BRIEF
Rewrite the material from its start up to and including the line with "legend-entry: QS1_9_GENDER1_4_4 [1007,460,1267,498]", changing "box-iqr" to "iqr-box" and leaving everything else as it is.

[Items listed in a dataset]
[start]

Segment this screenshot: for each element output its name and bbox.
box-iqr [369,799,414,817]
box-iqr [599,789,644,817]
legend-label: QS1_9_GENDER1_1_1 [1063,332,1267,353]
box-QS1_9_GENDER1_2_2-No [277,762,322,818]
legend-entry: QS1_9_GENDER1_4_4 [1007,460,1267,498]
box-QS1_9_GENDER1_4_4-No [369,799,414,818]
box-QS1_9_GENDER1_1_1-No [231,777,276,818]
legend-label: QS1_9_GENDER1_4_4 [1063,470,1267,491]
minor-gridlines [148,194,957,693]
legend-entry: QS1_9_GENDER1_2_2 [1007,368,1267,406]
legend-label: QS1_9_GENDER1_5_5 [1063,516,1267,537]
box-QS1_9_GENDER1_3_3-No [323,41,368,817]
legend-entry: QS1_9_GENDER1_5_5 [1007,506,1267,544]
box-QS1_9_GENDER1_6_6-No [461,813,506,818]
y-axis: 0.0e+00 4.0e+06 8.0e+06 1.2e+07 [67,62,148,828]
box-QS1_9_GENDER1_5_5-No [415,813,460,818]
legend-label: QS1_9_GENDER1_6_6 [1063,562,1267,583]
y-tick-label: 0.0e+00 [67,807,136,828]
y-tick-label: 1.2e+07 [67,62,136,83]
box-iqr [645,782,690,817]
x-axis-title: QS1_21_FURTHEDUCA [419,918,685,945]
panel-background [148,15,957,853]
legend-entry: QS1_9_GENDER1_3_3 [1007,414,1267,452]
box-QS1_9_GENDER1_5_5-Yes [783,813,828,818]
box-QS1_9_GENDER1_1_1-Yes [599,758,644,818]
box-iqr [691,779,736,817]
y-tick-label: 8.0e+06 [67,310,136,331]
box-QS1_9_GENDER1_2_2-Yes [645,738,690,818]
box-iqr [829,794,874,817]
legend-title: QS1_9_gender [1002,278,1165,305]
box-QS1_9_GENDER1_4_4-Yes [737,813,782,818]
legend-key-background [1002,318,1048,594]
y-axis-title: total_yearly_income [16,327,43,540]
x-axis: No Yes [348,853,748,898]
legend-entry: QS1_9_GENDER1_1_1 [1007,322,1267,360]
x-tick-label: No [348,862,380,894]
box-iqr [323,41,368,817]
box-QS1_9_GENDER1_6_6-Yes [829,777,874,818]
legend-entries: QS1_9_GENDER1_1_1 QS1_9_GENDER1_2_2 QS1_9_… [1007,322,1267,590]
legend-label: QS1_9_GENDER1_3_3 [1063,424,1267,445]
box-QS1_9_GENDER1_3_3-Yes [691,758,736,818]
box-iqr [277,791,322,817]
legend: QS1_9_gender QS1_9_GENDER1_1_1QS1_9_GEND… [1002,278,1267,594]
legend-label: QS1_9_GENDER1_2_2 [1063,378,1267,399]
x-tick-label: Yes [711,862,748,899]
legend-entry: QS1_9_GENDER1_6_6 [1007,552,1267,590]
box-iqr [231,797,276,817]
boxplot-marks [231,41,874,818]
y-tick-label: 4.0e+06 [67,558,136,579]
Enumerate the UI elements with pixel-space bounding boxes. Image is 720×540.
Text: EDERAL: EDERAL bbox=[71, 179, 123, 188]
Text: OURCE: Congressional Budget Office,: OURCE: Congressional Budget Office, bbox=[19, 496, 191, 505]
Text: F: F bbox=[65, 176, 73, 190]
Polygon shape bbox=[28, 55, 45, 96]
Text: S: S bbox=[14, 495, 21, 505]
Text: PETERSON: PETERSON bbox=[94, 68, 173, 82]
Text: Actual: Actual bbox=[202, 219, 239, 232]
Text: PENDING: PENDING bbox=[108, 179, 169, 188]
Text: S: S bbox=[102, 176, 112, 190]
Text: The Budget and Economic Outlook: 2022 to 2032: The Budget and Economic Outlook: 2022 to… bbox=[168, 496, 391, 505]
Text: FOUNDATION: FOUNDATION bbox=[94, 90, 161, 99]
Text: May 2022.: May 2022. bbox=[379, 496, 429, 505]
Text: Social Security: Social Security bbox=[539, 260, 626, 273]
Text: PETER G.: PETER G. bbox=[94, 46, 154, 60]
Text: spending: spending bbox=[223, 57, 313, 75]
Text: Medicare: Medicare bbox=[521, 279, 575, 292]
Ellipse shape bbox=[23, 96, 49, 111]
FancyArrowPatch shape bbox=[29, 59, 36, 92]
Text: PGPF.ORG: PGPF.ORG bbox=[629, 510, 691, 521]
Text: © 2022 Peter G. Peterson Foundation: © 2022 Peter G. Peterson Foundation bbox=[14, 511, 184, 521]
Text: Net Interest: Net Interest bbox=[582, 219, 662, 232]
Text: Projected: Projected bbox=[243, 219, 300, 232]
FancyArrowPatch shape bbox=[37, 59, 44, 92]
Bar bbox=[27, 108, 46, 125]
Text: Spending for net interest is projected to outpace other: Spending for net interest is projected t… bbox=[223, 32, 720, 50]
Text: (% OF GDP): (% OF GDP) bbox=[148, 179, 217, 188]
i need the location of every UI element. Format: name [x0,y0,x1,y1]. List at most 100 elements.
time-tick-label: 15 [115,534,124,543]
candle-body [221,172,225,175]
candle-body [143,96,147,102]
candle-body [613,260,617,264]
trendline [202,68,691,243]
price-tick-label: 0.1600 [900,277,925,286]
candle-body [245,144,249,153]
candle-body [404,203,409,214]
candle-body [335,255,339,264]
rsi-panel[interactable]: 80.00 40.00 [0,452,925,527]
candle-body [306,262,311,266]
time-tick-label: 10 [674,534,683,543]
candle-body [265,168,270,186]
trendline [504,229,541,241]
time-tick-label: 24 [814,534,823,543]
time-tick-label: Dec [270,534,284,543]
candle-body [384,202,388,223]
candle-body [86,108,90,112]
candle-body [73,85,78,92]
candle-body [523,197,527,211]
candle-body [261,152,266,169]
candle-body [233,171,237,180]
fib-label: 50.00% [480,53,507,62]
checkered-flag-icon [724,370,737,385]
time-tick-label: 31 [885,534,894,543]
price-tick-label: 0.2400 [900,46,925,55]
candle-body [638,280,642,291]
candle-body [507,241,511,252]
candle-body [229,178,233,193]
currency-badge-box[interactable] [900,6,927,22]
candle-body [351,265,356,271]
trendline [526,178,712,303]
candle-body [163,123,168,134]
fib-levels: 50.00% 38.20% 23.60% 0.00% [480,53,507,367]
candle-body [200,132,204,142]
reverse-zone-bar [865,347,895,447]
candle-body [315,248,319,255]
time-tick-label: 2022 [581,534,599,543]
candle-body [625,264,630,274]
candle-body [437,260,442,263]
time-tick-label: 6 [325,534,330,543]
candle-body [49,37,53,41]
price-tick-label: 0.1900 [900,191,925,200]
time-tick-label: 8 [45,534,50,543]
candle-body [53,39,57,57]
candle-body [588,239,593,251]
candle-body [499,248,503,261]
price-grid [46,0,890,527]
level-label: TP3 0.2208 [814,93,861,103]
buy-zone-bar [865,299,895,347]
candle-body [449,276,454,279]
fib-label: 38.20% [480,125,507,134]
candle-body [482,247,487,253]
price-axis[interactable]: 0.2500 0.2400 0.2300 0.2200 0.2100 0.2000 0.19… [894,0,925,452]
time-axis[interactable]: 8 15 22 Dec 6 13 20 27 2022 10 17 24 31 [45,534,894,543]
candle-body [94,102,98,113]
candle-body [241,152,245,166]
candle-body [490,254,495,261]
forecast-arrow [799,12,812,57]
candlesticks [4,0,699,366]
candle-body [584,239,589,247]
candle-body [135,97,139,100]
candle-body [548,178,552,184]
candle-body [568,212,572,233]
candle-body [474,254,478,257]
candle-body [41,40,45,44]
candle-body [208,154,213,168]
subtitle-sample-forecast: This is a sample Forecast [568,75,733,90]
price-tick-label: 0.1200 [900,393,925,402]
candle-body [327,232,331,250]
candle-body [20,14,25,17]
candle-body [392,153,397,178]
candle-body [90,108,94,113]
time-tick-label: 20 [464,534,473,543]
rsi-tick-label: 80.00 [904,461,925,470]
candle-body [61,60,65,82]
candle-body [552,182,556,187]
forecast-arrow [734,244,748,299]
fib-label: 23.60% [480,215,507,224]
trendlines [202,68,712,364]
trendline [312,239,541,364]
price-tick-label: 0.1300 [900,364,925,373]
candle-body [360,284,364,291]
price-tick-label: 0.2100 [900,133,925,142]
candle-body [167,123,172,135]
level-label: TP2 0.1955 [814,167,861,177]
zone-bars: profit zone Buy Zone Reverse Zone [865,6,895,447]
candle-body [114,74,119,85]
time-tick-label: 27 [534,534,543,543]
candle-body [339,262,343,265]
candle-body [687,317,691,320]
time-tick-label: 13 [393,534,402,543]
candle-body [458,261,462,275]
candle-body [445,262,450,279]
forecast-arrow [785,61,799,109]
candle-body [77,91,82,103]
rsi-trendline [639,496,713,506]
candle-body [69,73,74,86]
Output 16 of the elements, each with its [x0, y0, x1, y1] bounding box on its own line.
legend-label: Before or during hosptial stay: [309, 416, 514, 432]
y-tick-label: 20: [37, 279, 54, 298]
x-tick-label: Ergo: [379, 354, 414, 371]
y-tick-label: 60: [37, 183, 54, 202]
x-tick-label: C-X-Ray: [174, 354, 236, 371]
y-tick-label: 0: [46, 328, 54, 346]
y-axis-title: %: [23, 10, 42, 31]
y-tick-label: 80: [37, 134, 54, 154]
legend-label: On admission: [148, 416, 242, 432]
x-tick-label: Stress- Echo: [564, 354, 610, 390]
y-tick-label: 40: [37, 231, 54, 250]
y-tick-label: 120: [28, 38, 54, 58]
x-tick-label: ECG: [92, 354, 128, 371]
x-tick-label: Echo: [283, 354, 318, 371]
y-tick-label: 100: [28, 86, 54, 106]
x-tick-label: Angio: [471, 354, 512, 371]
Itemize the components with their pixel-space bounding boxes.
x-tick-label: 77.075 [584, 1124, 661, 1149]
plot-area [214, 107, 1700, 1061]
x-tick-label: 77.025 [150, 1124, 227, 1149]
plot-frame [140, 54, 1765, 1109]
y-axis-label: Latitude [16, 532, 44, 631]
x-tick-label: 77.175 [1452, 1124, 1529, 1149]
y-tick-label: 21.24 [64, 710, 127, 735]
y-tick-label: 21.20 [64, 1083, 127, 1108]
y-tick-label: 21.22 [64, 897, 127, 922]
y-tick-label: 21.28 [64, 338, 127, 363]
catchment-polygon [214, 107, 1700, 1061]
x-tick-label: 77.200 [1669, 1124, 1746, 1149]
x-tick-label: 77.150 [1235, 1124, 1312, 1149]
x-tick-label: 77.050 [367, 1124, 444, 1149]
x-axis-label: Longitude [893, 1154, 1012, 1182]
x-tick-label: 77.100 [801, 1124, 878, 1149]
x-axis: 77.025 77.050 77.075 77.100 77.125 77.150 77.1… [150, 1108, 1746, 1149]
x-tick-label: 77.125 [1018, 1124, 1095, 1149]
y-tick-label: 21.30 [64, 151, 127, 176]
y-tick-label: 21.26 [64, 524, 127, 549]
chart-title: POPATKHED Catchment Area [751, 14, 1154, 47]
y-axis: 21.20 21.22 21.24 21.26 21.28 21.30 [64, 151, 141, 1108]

[end]

REPLY
Segment this screenshot: for each element output its name and bbox.
iqr-box [369,799,414,817]
iqr-box [599,789,644,817]
legend-label: QS1_9_GENDER1_1_1 [1063,332,1267,353]
box-QS1_9_GENDER1_2_2-No [277,762,322,818]
legend-entry: QS1_9_GENDER1_4_4 [1007,460,1267,498]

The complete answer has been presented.